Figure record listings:
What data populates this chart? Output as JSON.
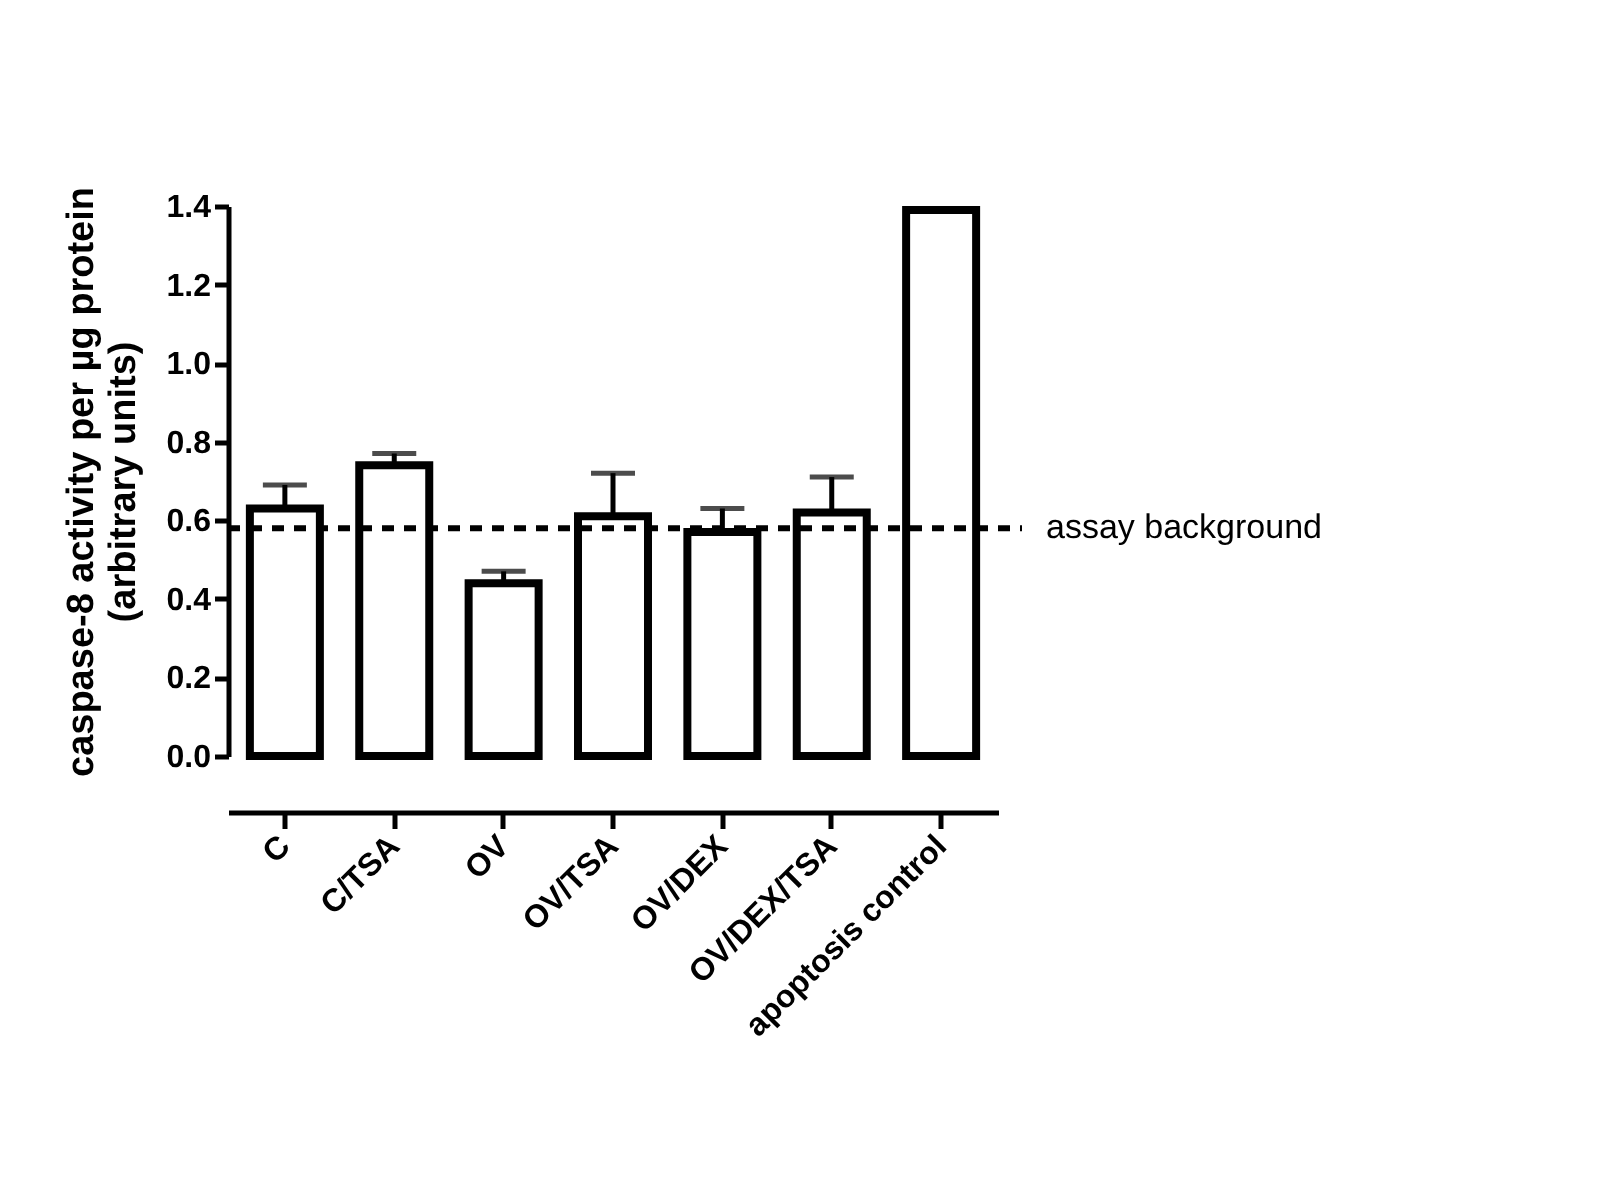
{
  "chart_data": {
    "type": "bar",
    "ylabel": "caspase-8 activity per µg protein\n(arbitrary units)",
    "categories": [
      "C",
      "C/TSA",
      "OV",
      "OV/TSA",
      "OV/DEX",
      "OV/DEX/TSA",
      "apoptosis control"
    ],
    "values": [
      0.63,
      0.74,
      0.44,
      0.61,
      0.57,
      0.62,
      1.39
    ],
    "errors": [
      0.06,
      0.03,
      0.03,
      0.11,
      0.06,
      0.09,
      null
    ],
    "color": "#ffffff",
    "ylim": [
      0,
      1.4
    ],
    "yticks": [
      {
        "value": 0,
        "label": "0.0"
      },
      {
        "value": 0.2,
        "label": "0.2"
      },
      {
        "value": 0.4,
        "label": "0.4"
      },
      {
        "value": 0.6,
        "label": "0.6"
      },
      {
        "value": 0.8,
        "label": "0.8"
      },
      {
        "value": 1,
        "label": "1.0"
      },
      {
        "value": 1.2,
        "label": "1.2"
      },
      {
        "value": 1.4,
        "label": "1.4"
      }
    ],
    "ref_lines": [
      {
        "axis": "y",
        "value": 0.58,
        "label": "assay background",
        "color": "#000000",
        "line_style": "dashed"
      }
    ],
    "grid": false
  }
}
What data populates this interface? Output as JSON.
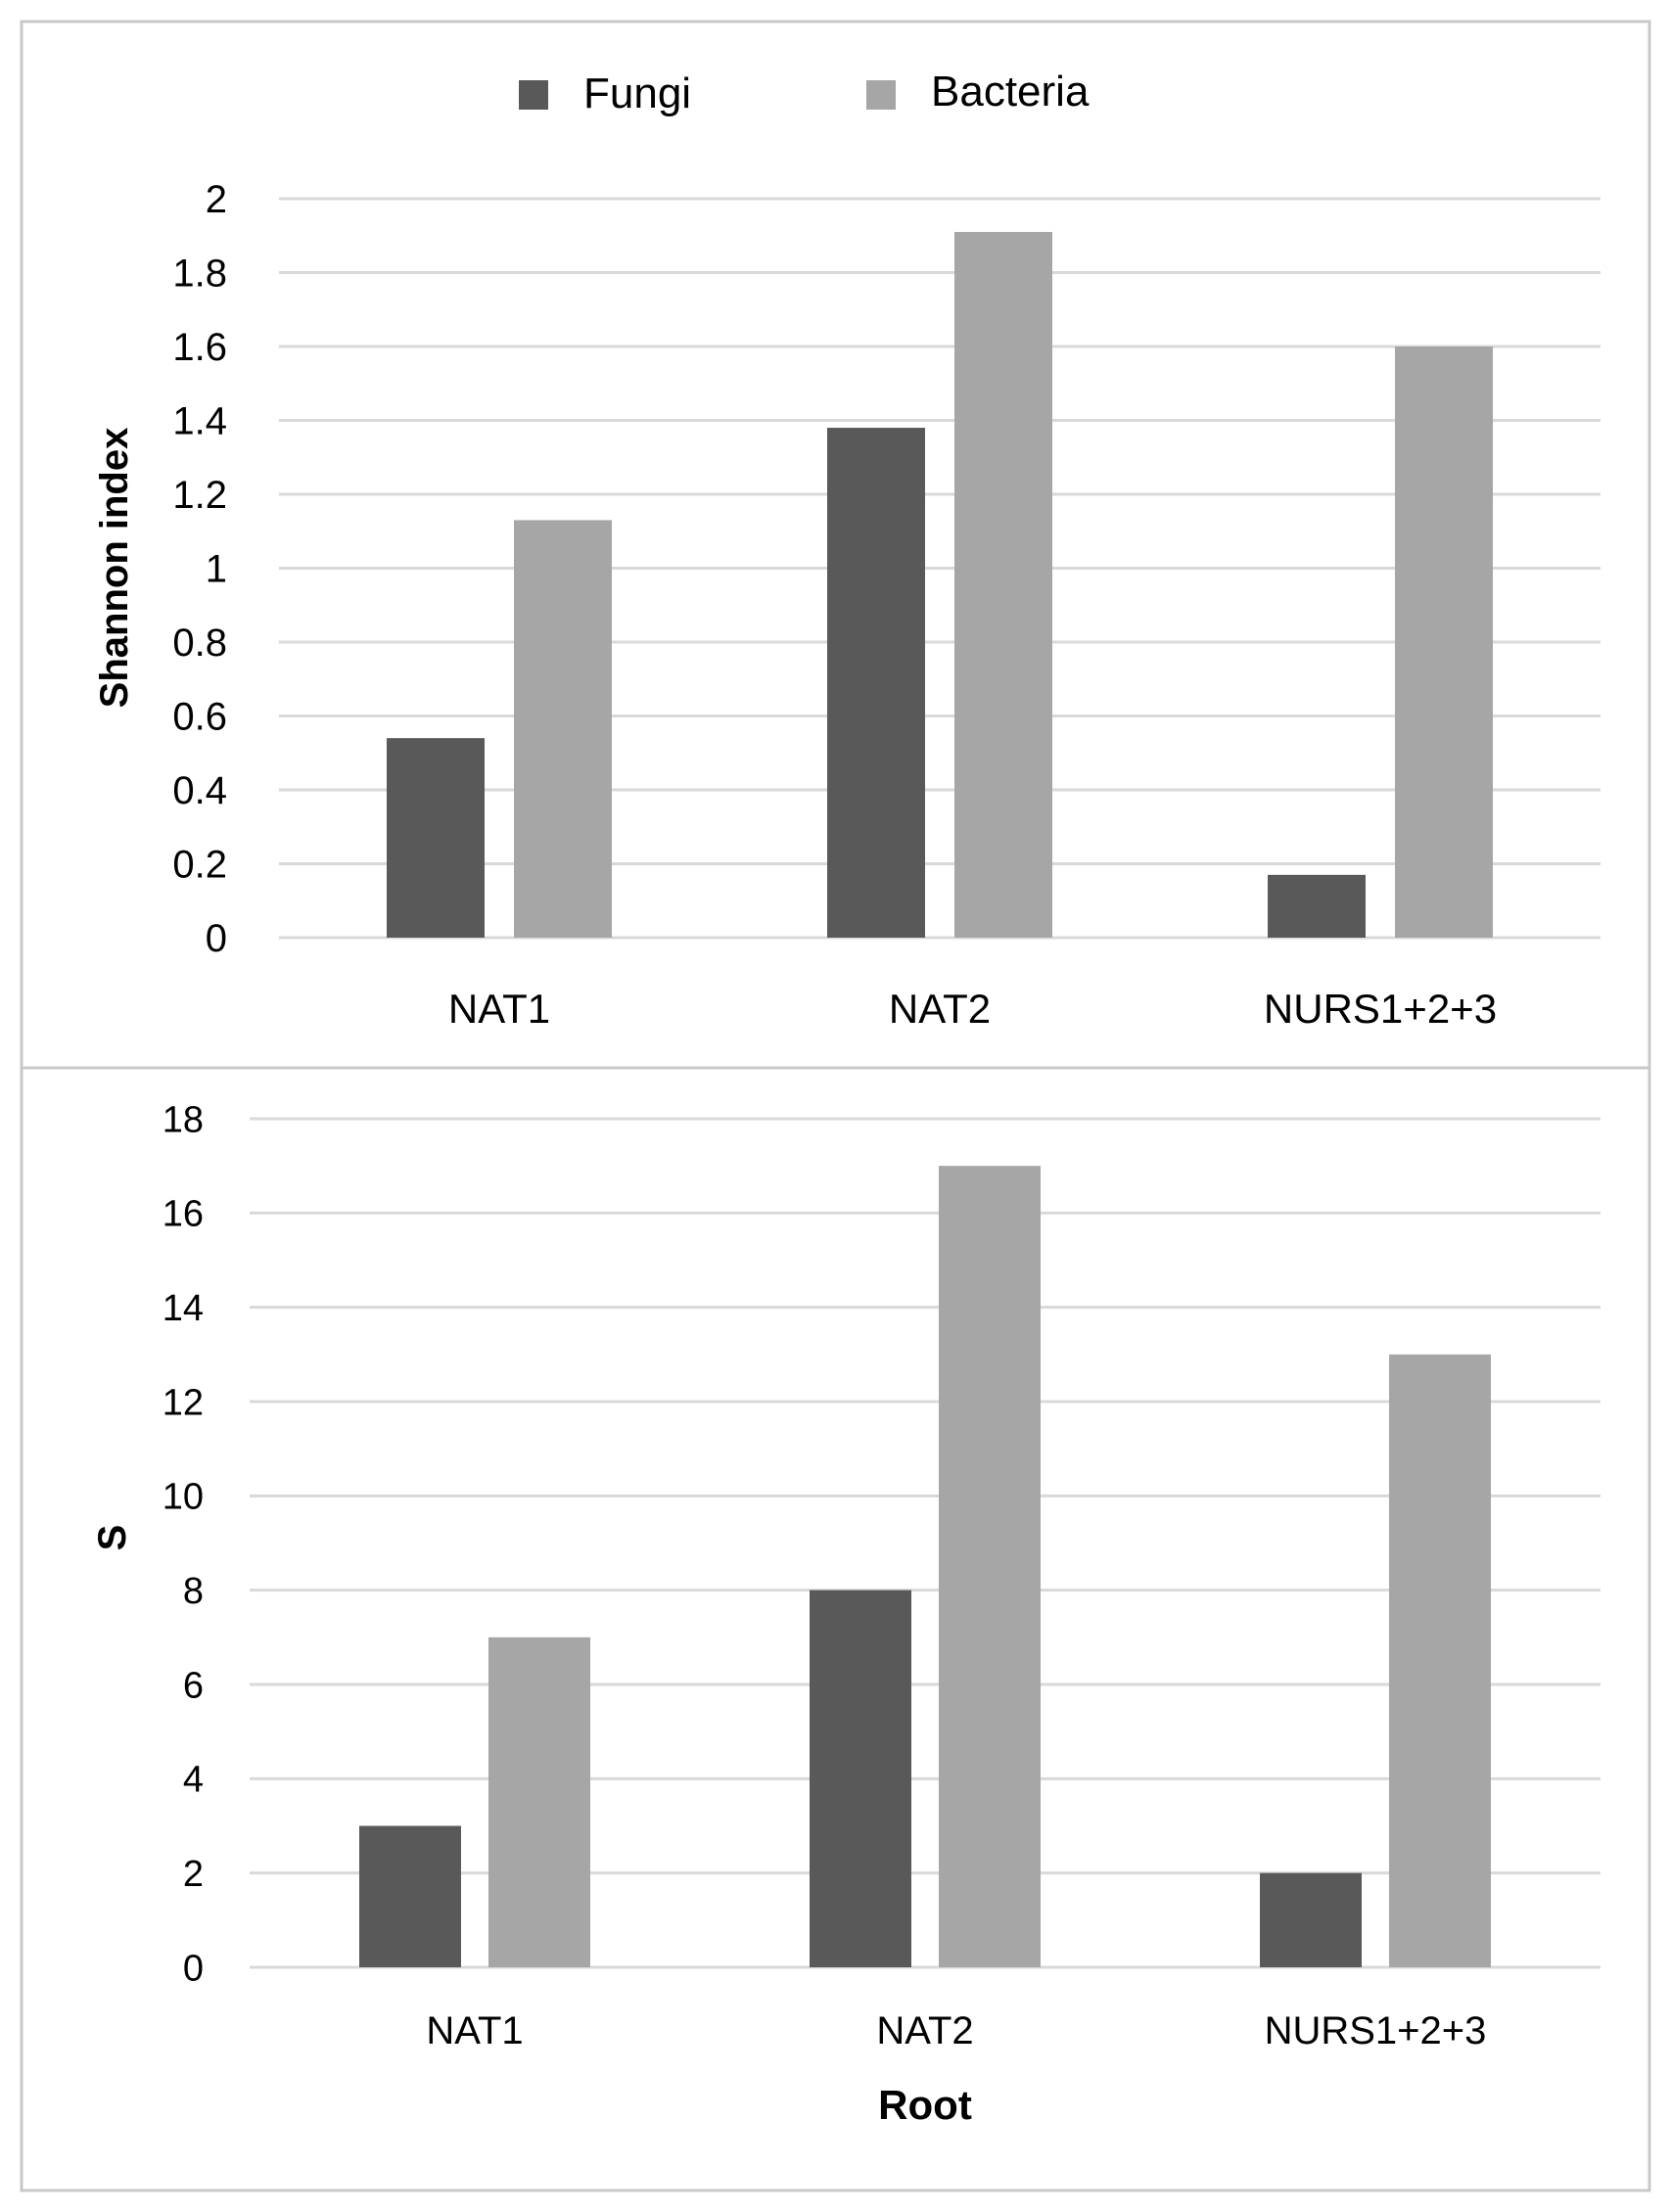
{
  "colors": {
    "fungi": "#595959",
    "bacteria": "#a6a6a6",
    "grid": "#d9d9d9",
    "border": "#c8c8c8",
    "text": "#000000"
  },
  "chart_data": [
    {
      "type": "bar",
      "categories": [
        "NAT1",
        "NAT2",
        "NURS1+2+3"
      ],
      "series": [
        {
          "name": "Fungi",
          "values": [
            0.54,
            1.38,
            0.17
          ]
        },
        {
          "name": "Bacteria",
          "values": [
            1.13,
            1.91,
            1.6
          ]
        }
      ],
      "ylabel": "Shannon index",
      "xlabel": "",
      "ylim": [
        0,
        2
      ],
      "ytick_step": 0.2,
      "yticks": [
        "0",
        "0.2",
        "0.4",
        "0.6",
        "0.8",
        "1",
        "1.2",
        "1.4",
        "1.6",
        "1.8",
        "2"
      ],
      "grid": true,
      "legend": "top-center"
    },
    {
      "type": "bar",
      "categories": [
        "NAT1",
        "NAT2",
        "NURS1+2+3"
      ],
      "series": [
        {
          "name": "Fungi",
          "values": [
            3,
            8,
            2
          ]
        },
        {
          "name": "Bacteria",
          "values": [
            7,
            17,
            13
          ]
        }
      ],
      "ylabel": "S",
      "xlabel": "Root",
      "ylim": [
        0,
        18
      ],
      "ytick_step": 2,
      "yticks": [
        "0",
        "2",
        "4",
        "6",
        "8",
        "10",
        "12",
        "14",
        "16",
        "18"
      ],
      "grid": true
    }
  ]
}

Work instructions
Go over the records above and tally the lines with the word "ylabel" in them. Give the number alone.

Task output
3